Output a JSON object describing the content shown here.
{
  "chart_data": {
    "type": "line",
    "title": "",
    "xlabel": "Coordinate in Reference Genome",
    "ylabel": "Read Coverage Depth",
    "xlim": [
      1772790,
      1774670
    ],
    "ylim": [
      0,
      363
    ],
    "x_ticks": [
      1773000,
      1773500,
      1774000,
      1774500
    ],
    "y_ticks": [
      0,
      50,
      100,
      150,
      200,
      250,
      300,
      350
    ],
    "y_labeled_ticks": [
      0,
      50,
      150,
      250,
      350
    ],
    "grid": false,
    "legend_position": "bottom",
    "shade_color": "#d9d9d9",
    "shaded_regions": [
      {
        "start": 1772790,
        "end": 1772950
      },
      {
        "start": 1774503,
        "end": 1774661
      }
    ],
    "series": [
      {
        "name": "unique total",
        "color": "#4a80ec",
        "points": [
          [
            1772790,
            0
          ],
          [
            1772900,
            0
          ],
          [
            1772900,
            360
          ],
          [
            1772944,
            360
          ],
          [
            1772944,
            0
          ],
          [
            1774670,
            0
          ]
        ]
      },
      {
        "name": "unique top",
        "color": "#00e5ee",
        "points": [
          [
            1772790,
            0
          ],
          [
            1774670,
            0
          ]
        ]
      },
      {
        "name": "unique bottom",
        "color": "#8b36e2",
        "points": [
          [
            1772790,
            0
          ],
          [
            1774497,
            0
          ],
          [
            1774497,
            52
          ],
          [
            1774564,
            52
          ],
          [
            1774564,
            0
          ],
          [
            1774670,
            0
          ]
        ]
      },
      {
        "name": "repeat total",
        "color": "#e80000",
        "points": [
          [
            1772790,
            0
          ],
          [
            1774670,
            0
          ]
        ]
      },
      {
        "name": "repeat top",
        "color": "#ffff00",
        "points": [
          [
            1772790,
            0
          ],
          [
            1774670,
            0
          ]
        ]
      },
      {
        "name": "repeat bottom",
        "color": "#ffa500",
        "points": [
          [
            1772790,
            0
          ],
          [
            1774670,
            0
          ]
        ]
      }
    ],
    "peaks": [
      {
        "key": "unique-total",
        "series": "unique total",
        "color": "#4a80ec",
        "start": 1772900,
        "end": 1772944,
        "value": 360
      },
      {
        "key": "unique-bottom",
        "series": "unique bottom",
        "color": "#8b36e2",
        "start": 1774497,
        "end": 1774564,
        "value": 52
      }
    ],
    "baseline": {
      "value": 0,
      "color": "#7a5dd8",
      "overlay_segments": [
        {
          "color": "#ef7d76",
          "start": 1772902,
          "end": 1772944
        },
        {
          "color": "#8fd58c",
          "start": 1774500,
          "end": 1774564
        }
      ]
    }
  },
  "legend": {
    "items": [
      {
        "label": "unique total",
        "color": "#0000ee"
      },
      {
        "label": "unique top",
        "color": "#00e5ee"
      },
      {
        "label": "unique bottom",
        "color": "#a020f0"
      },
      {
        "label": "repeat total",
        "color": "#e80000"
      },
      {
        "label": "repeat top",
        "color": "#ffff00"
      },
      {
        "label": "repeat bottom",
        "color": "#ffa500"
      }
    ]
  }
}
⁂
◆ Directions ◆
With no line skipped, repeat the records exactly.

◆ Written solution ◆
Output a JSON object describing the content shown here.
{
  "chart_data": {
    "type": "line",
    "title": "",
    "xlabel": "Coordinate in Reference Genome",
    "ylabel": "Read Coverage Depth",
    "xlim": [
      1772790,
      1774670
    ],
    "ylim": [
      0,
      363
    ],
    "x_ticks": [
      1773000,
      1773500,
      1774000,
      1774500
    ],
    "y_ticks": [
      0,
      50,
      100,
      150,
      200,
      250,
      300,
      350
    ],
    "y_labeled_ticks": [
      0,
      50,
      150,
      250,
      350
    ],
    "grid": false,
    "legend_position": "bottom",
    "shade_color": "#d9d9d9",
    "shaded_regions": [
      {
        "start": 1772790,
        "end": 1772950
      },
      {
        "start": 1774503,
        "end": 1774661
      }
    ],
    "series": [
      {
        "name": "unique total",
        "color": "#4a80ec",
        "points": [
          [
            1772790,
            0
          ],
          [
            1772900,
            0
          ],
          [
            1772900,
            360
          ],
          [
            1772944,
            360
          ],
          [
            1772944,
            0
          ],
          [
            1774670,
            0
          ]
        ]
      },
      {
        "name": "unique top",
        "color": "#00e5ee",
        "points": [
          [
            1772790,
            0
          ],
          [
            1774670,
            0
          ]
        ]
      },
      {
        "name": "unique bottom",
        "color": "#8b36e2",
        "points": [
          [
            1772790,
            0
          ],
          [
            1774497,
            0
          ],
          [
            1774497,
            52
          ],
          [
            1774564,
            52
          ],
          [
            1774564,
            0
          ],
          [
            1774670,
            0
          ]
        ]
      },
      {
        "name": "repeat total",
        "color": "#e80000",
        "points": [
          [
            1772790,
            0
          ],
          [
            1774670,
            0
          ]
        ]
      },
      {
        "name": "repeat top",
        "color": "#ffff00",
        "points": [
          [
            1772790,
            0
          ],
          [
            1774670,
            0
          ]
        ]
      },
      {
        "name": "repeat bottom",
        "color": "#ffa500",
        "points": [
          [
            1772790,
            0
          ],
          [
            1774670,
            0
          ]
        ]
      }
    ],
    "peaks": [
      {
        "key": "unique-total",
        "series": "unique total",
        "color": "#4a80ec",
        "start": 1772900,
        "end": 1772944,
        "value": 360
      },
      {
        "key": "unique-bottom",
        "series": "unique bottom",
        "color": "#8b36e2",
        "start": 1774497,
        "end": 1774564,
        "value": 52
      }
    ],
    "baseline": {
      "value": 0,
      "color": "#7a5dd8",
      "overlay_segments": [
        {
          "color": "#ef7d76",
          "start": 1772902,
          "end": 1772944
        },
        {
          "color": "#8fd58c",
          "start": 1774500,
          "end": 1774564
        }
      ]
    }
  },
  "legend": {
    "items": [
      {
        "label": "unique total",
        "color": "#0000ee"
      },
      {
        "label": "unique top",
        "color": "#00e5ee"
      },
      {
        "label": "unique bottom",
        "color": "#a020f0"
      },
      {
        "label": "repeat total",
        "color": "#e80000"
      },
      {
        "label": "repeat top",
        "color": "#ffff00"
      },
      {
        "label": "repeat bottom",
        "color": "#ffa500"
      }
    ]
  }
}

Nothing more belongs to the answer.